REQUIREMENTS.
From the text on Kubernetes cost control, extract the passage starting with "And here lies" and going on through "does that have?", copying it word for word.

ARTICLE.

+-------+

There are some solutions for cost control, like CloudHealth, CoreOS Operator Framework, and Platform9’s Arbitrage that help assign cost across the multitude of layers in Kubernetes and the underlying public cloud or on-premises platform. These solutions figure out the charges for consumed infrastructure cost and assign them to clusters, namespaces, and pods inside Kubernetes. Besides the pods that run the actual applications, these solutions also split pods into administrative, monitoring, logging, and idle resources.

But in reality, many people apply the ‘guesstimate’ method, especially in the early phases of containerization projects. And however unscientific it is, this method does fit in with the reasoning behind the move toward containers and developer agility: create flow, increase velocity, and remove hurdles in their pipeline to production.

Only after implementation does cost control start to matter. The tangible benefits of the system have started to manifest in day-to-day operations; after that, the downsides, including cost sprawl, need to be reined in, but only after it’s proven successful.

And here lies the true cost/benefit analysis: it’s not just about controlling infrastructure costs, but developer costs, too: how much quicker can they move to production or roll back a faulty release, for instance, and what financial consequences, good or bad, does that have?

+-------+

DATA PROVIDED.
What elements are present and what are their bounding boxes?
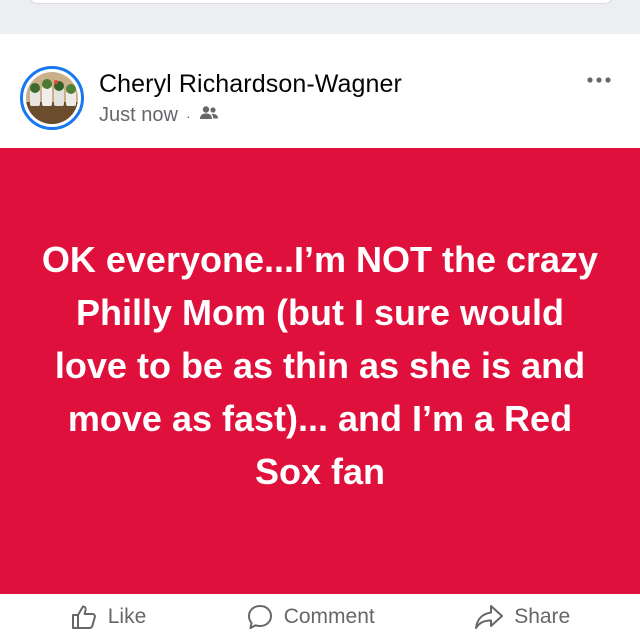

+-------+

COMPLETE OUTPUT.
And here lies the true cost/benefit analysis: it’s not just about controlling infrastructure costs, but developer costs, too: how much quicker can they move to production or roll back a faulty release, for instance, and what financial consequences, good or bad, does that have?